### Exercise description
Return each line of the listing that contains the string "число".

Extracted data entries
>>>
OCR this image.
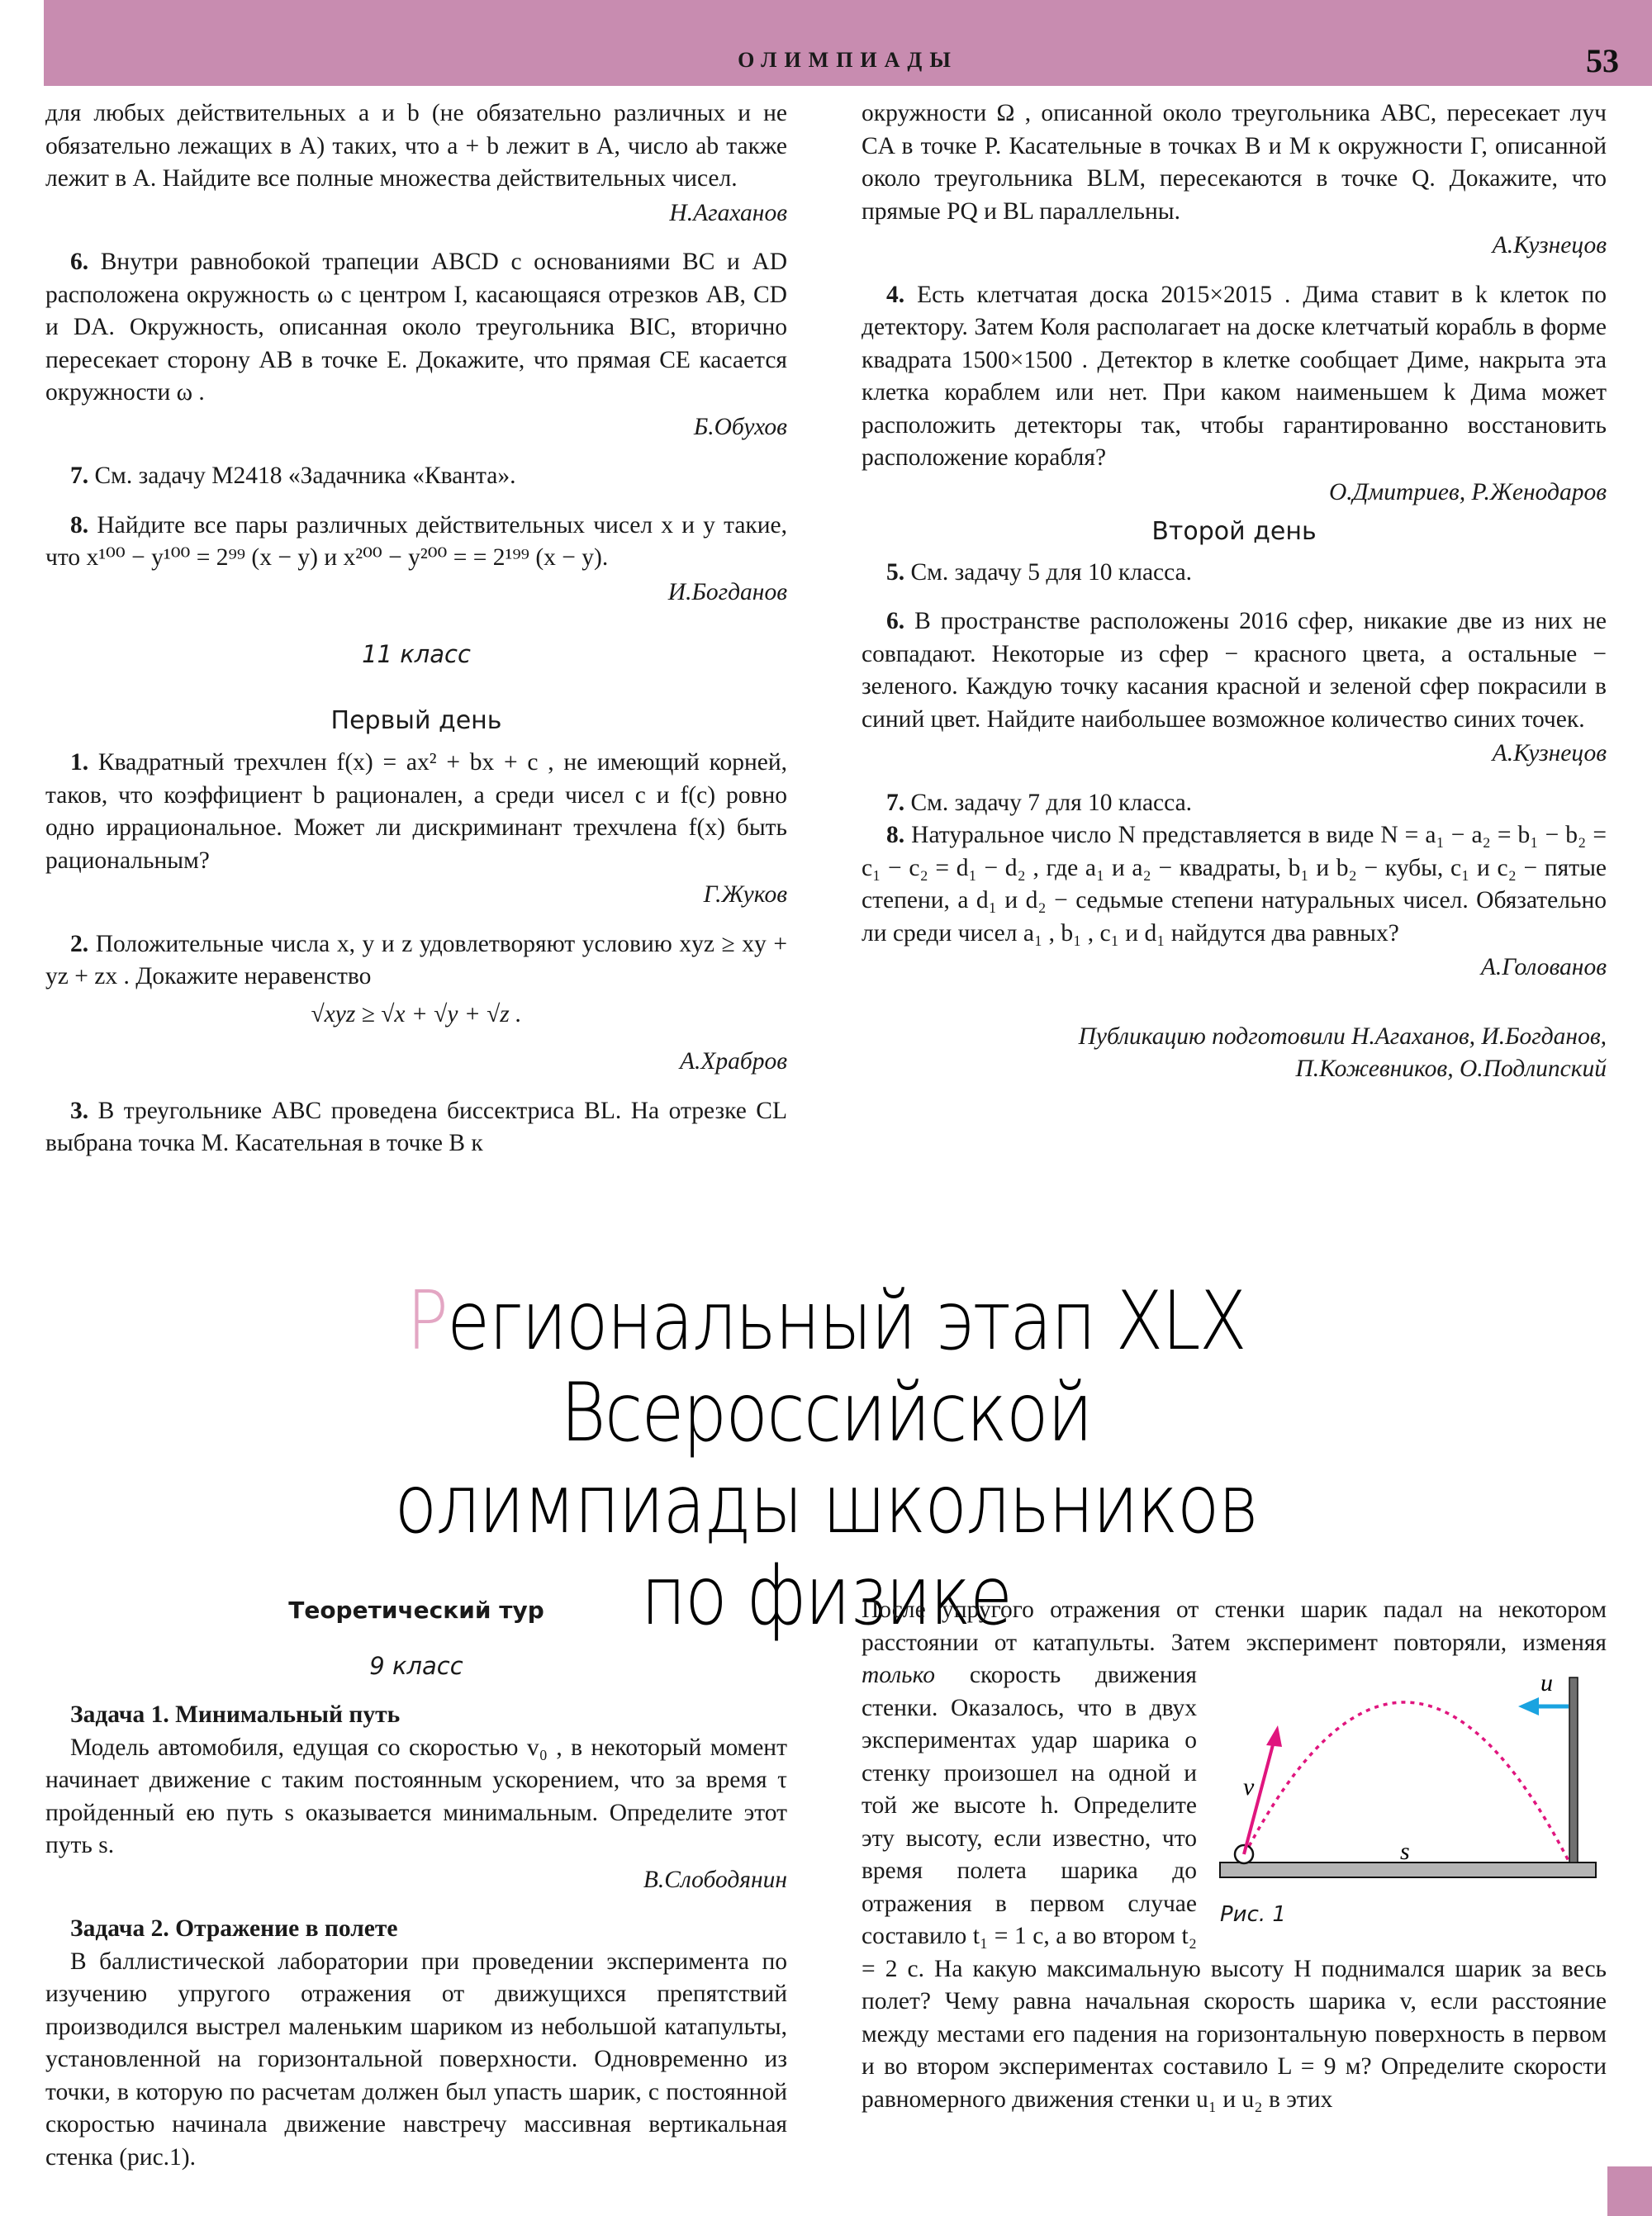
ОЛИМПИАДЫ	53

для любых действительных a и b (не обязательно различных и не обязательно лежащих в A) таких, что a + b лежит в A, число ab также лежит в A. Найдите все полные множества действительных чисел.

Н.Агаханов

6. Внутри равнобокой трапеции ABCD с основаниями BC и AD расположена окружность ω с центром I, касающаяся отрезков AB, CD и DA. Окружность, описанная около треугольника BIC, вторично пересекает сторону AB в точке E. Докажите, что прямая CE касается окружности ω .

Б.Обухов

7. См. задачу М2418 «Задачника «Кванта».

8. Найдите все пары различных действительных чисел x и y такие, что x¹⁰⁰ − y¹⁰⁰ = 2⁹⁹ (x − y) и x²⁰⁰ − y²⁰⁰ = = 2¹⁹⁹ (x − y).

И.Богданов

11 класс

Первый день

1. Квадратный трехчлен f(x) = ax² + bx + c , не имеющий корней, таков, что коэффициент b рационален, а среди чисел c и f(c) ровно одно иррациональное. Может ли дискриминант трехчлена f(x) быть рациональным?

Г.Жуков

2. Положительные числа x, y и z удовлетворяют условию xyz ≥ xy + yz + zx . Докажите неравенство

√xyz ≥ √x + √y + √z .

А.Храбров

3. В треугольнике ABC проведена биссектриса BL. На отрезке CL выбрана точка M. Касательная в точке B к

окружности Ω , описанной около треугольника ABC, пересекает луч CA в точке P. Касательные в точках B и M к окружности Γ, описанной около треугольника BLM, пересекаются в точке Q. Докажите, что прямые PQ и BL параллельны.

А.Кузнецов

4. Есть клетчатая доска 2015×2015 . Дима ставит в k клеток по детектору. Затем Коля располагает на доске клетчатый корабль в форме квадрата 1500×1500 . Детектор в клетке сообщает Диме, накрыта эта клетка кораблем или нет. При каком наименьшем k Дима может расположить детекторы так, чтобы гарантированно восстановить расположение корабля?

О.Дмитриев, Р.Женодаров

Второй день

5. См. задачу 5 для 10 класса.

6. В пространстве расположены 2016 сфер, никакие две из них не совпадают. Некоторые из сфер − красного цвета, а остальные − зеленого. Каждую точку касания красной и зеленой сфер покрасили в синий цвет. Найдите наибольшее возможное количество синих точек.

А.Кузнецов

7. См. задачу 7 для 10 класса.

8. Натуральное число N представляется в виде N = a₁ − a₂ = b₁ − b₂ = c₁ − c₂ = d₁ − d₂ , где a₁ и a₂ − квадраты, b₁ и b₂ − кубы, c₁ и c₂ − пятые степени, а d₁ и d₂ − седьмые степени натуральных чисел. Обязательно ли среди чисел a₁ , b₁ , c₁ и d₁ найдутся два равных?

А.Голованов

Публикацию подготовили Н.Агаханов, И.Богданов,

П.Кожевников, О.Подлипский

Региональный этап XLX Всероссийской
олимпиады школьников
по физике

Теоретический тур

9 класс

Задача 1. Минимальный путь

Модель автомобиля, едущая со скоростью v₀ , в некоторый момент начинает движение с таким постоянным ускорением, что за время τ пройденный ею путь s оказывается минимальным. Определите этот путь s.

В.Слободянин

Задача 2. Отражение в полете

В баллистической лаборатории при проведении эксперимента по изучению упругого отражения от движущихся препятствий производился выстрел маленьким шариком из небольшой катапульты, установленной на горизонтальной поверхности. Одновременно из точки, в которую по расчетам должен был упасть шарик, с постоянной скоростью начинала движение навстречу массивная вертикальная стенка (рис.1).

После упругого отражения от стенки шарик падал на некотором расстоянии от катапульты. Затем эксперимент повторяли, изменяя
v
u
s
Рис. 1
только скорость движения стенки. Оказалось, что в двух экспериментах удар шарика о стенку произошел на одной и той же высоте h. Определите эту высоту, если известно, что время полета шарика до отражения в первом случае составило t₁ = 1 с, а во втором t₂ = 2 с. На какую максимальную высоту H поднимался шарик за весь полет? Чему равна начальная скорость шарика v, если расстояние между местами его падения на горизонтальную поверхность в первом и во втором экспериментах составило L = 9 м? Определите скорости равномерного движения стенки u₁ и u₂ в этих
<<<
### Expected answer
для любых действительных a и b (не обязательно различных и не обязательно лежащих в A) таких, что a + b лежит в A, число ab также лежит в A. Найдите все полные множества действительных чисел.
8. Натуральное число N представляется в виде N = a₁ − a₂ = b₁ − b₂ = c₁ − c₂ = d₁ − d₂ , где a₁ и a₂ − квадраты, b₁ и b₂ − кубы, c₁ и c₂ − пятые степени, а d₁ и d₂ − седьмые степени натуральных чисел. Обязательно ли среди чисел a₁ , b₁ , c₁ и d₁ найдутся два равных?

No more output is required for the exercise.